Pictures do not belong in the copy. Return all of the entries exactly.

┄┄┄┄┄┄

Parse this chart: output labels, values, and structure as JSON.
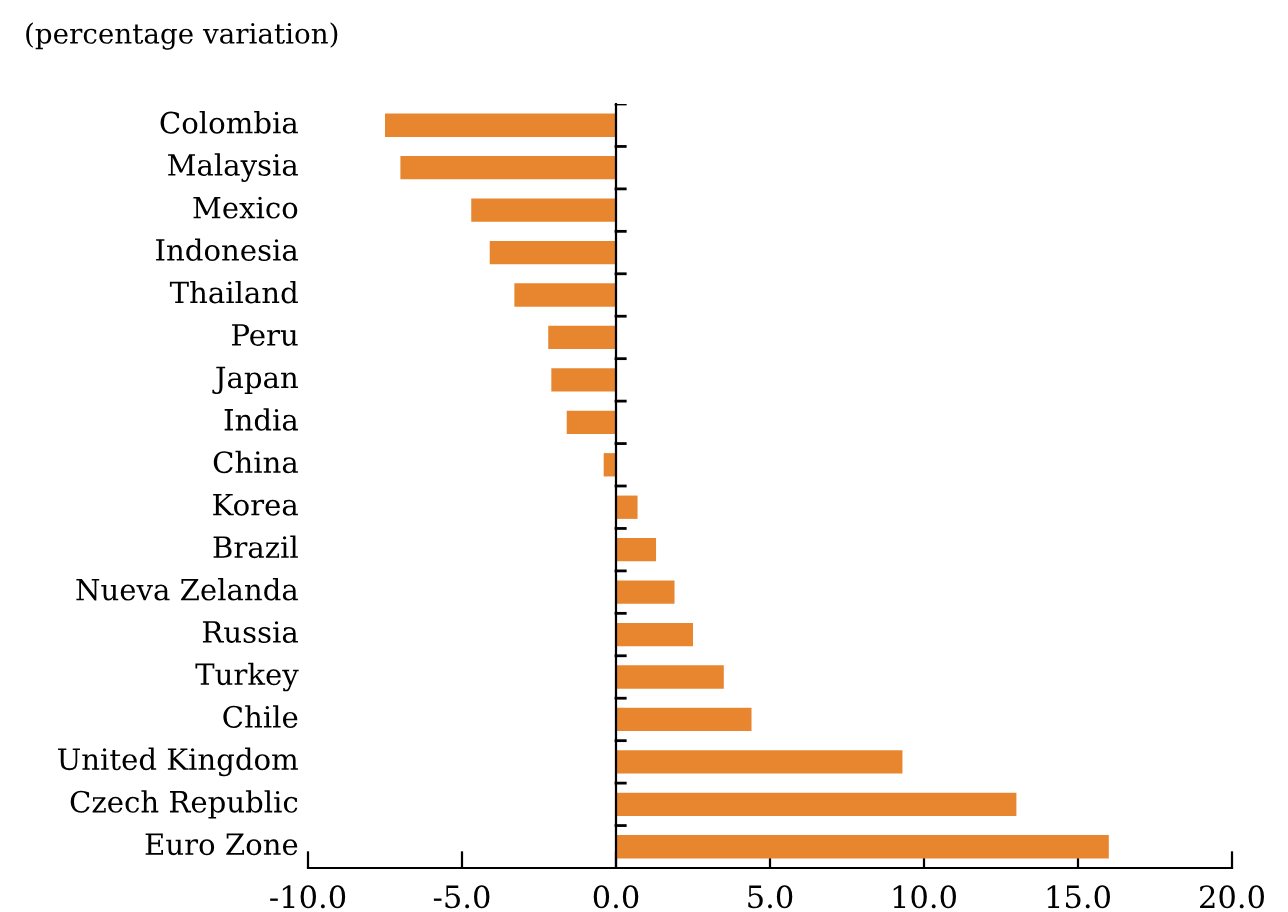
{
  "chart_data": {
    "type": "bar",
    "orientation": "horizontal",
    "title": "(percentage variation)",
    "categories": [
      "Colombia",
      "Malaysia",
      "Mexico",
      "Indonesia",
      "Thailand",
      "Peru",
      "Japan",
      "India",
      "China",
      "Korea",
      "Brazil",
      "Nueva Zelanda",
      "Russia",
      "Turkey",
      "Chile",
      "United Kingdom",
      "Czech Republic",
      "Euro Zone"
    ],
    "values": [
      -7.5,
      -7.0,
      -4.7,
      -4.1,
      -3.3,
      -2.2,
      -2.1,
      -1.6,
      -0.4,
      0.7,
      1.3,
      1.9,
      2.5,
      3.5,
      4.4,
      9.3,
      13.0,
      16.0
    ],
    "color": "#e8862f",
    "xlim": [
      -10,
      20
    ],
    "xticks": [
      {
        "value": -10,
        "label": "-10.0"
      },
      {
        "value": -5,
        "label": "-5.0"
      },
      {
        "value": 0,
        "label": "0.0"
      },
      {
        "value": 5,
        "label": "5.0"
      },
      {
        "value": 10,
        "label": "10.0"
      },
      {
        "value": 15,
        "label": "15.0"
      },
      {
        "value": 20,
        "label": "20.0"
      }
    ],
    "legend": false
  }
}
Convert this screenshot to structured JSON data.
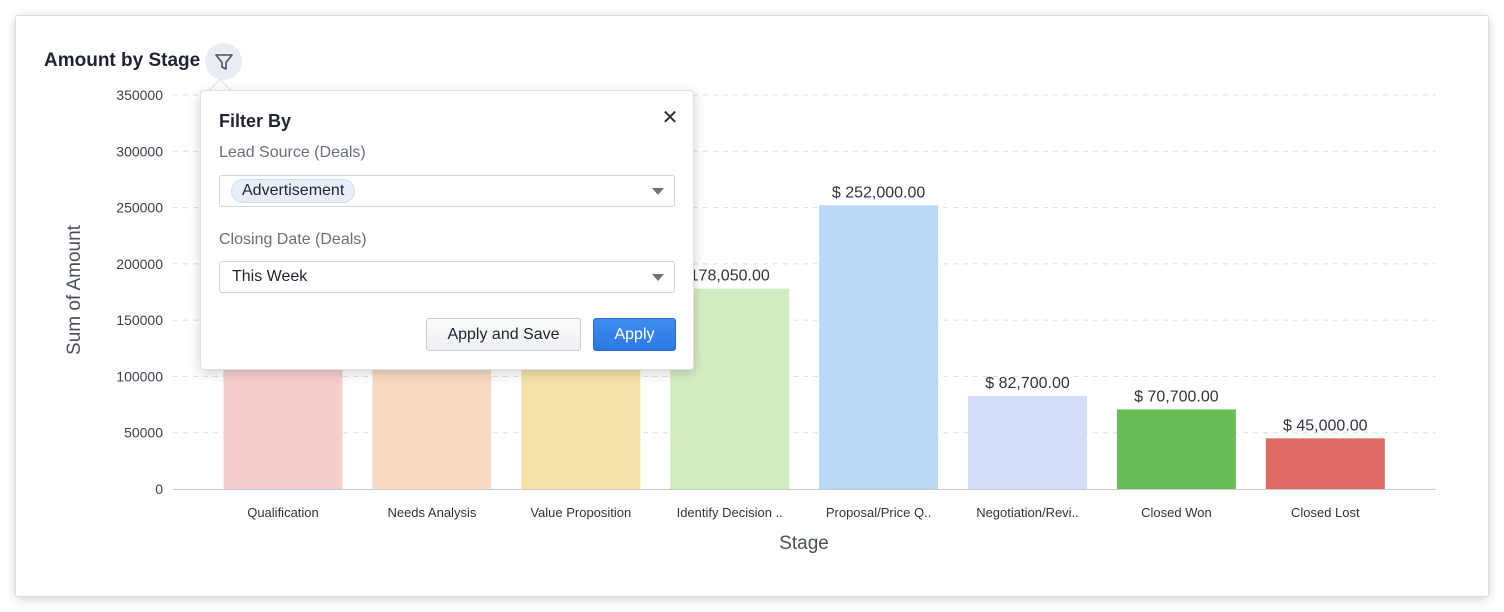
{
  "header": {
    "title": "Amount by Stage",
    "filter_icon": "funnel-icon"
  },
  "chart_data": {
    "type": "bar",
    "title": "Amount by Stage",
    "xlabel": "Stage",
    "ylabel": "Sum of Amount",
    "ylim": [
      0,
      350000
    ],
    "yticks": [
      "0",
      "50000",
      "100000",
      "150000",
      "200000",
      "250000",
      "300000",
      "350000"
    ],
    "grid": true,
    "categories": [
      "Qualification",
      "Needs Analysis",
      "Value Proposition",
      "Identify Decision ..",
      "Proposal/Price Q..",
      "Negotiation/Revi..",
      "Closed Won",
      "Closed Lost"
    ],
    "values": [
      null,
      null,
      null,
      178050,
      252000,
      82700,
      70700,
      45000
    ],
    "data_labels": [
      "",
      "",
      "",
      "178,050.00",
      "$ 252,000.00",
      "$ 82,700.00",
      "$ 70,700.00",
      "$ 45,000.00"
    ],
    "colors": [
      "#f8cdcd",
      "#f8d9c1",
      "#f5e2a8",
      "#d3edc0",
      "#bad8f6",
      "#d3dcf8",
      "#68bd56",
      "#e06a64"
    ]
  },
  "filter_popup": {
    "title": "Filter By",
    "close_icon": "close-icon",
    "fields": [
      {
        "label": "Lead Source (Deals)",
        "value": "Advertisement"
      },
      {
        "label": "Closing Date (Deals)",
        "value": "This Week"
      }
    ],
    "apply_save_label": "Apply and Save",
    "apply_label": "Apply",
    "primary_color": "#2f7ae5"
  }
}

┄┄┄┄┄┄

→ **Task solution**
Parse this chart: output labels, values, and structure as JSON.
{
  "chart_data": {
    "type": "bar",
    "orientation": "horizontal",
    "title": "(percentage variation)",
    "categories": [
      "Colombia",
      "Malaysia",
      "Mexico",
      "Indonesia",
      "Thailand",
      "Peru",
      "Japan",
      "India",
      "China",
      "Korea",
      "Brazil",
      "Nueva Zelanda",
      "Russia",
      "Turkey",
      "Chile",
      "United Kingdom",
      "Czech Republic",
      "Euro Zone"
    ],
    "values": [
      -7.5,
      -7.0,
      -4.7,
      -4.1,
      -3.3,
      -2.2,
      -2.1,
      -1.6,
      -0.4,
      0.7,
      1.3,
      1.9,
      2.5,
      3.5,
      4.4,
      9.3,
      13.0,
      16.0
    ],
    "color": "#e8862f",
    "xlim": [
      -10,
      20
    ],
    "xticks": [
      {
        "value": -10,
        "label": "-10.0"
      },
      {
        "value": -5,
        "label": "-5.0"
      },
      {
        "value": 0,
        "label": "0.0"
      },
      {
        "value": 5,
        "label": "5.0"
      },
      {
        "value": 10,
        "label": "10.0"
      },
      {
        "value": 15,
        "label": "15.0"
      },
      {
        "value": 20,
        "label": "20.0"
      }
    ],
    "legend": false
  }
}
Convert this screenshot to structured JSON data.
{
  "header": {
    "title": "Amount by Stage",
    "filter_icon": "funnel-icon"
  },
  "chart_data": {
    "type": "bar",
    "title": "Amount by Stage",
    "xlabel": "Stage",
    "ylabel": "Sum of Amount",
    "ylim": [
      0,
      350000
    ],
    "yticks": [
      "0",
      "50000",
      "100000",
      "150000",
      "200000",
      "250000",
      "300000",
      "350000"
    ],
    "grid": true,
    "categories": [
      "Qualification",
      "Needs Analysis",
      "Value Proposition",
      "Identify Decision ..",
      "Proposal/Price Q..",
      "Negotiation/Revi..",
      "Closed Won",
      "Closed Lost"
    ],
    "values": [
      null,
      null,
      null,
      178050,
      252000,
      82700,
      70700,
      45000
    ],
    "data_labels": [
      "",
      "",
      "",
      "178,050.00",
      "$ 252,000.00",
      "$ 82,700.00",
      "$ 70,700.00",
      "$ 45,000.00"
    ],
    "colors": [
      "#f8cdcd",
      "#f8d9c1",
      "#f5e2a8",
      "#d3edc0",
      "#bad8f6",
      "#d3dcf8",
      "#68bd56",
      "#e06a64"
    ]
  },
  "filter_popup": {
    "title": "Filter By",
    "close_icon": "close-icon",
    "fields": [
      {
        "label": "Lead Source (Deals)",
        "value": "Advertisement"
      },
      {
        "label": "Closing Date (Deals)",
        "value": "This Week"
      }
    ],
    "apply_save_label": "Apply and Save",
    "apply_label": "Apply",
    "primary_color": "#2f7ae5"
  }
}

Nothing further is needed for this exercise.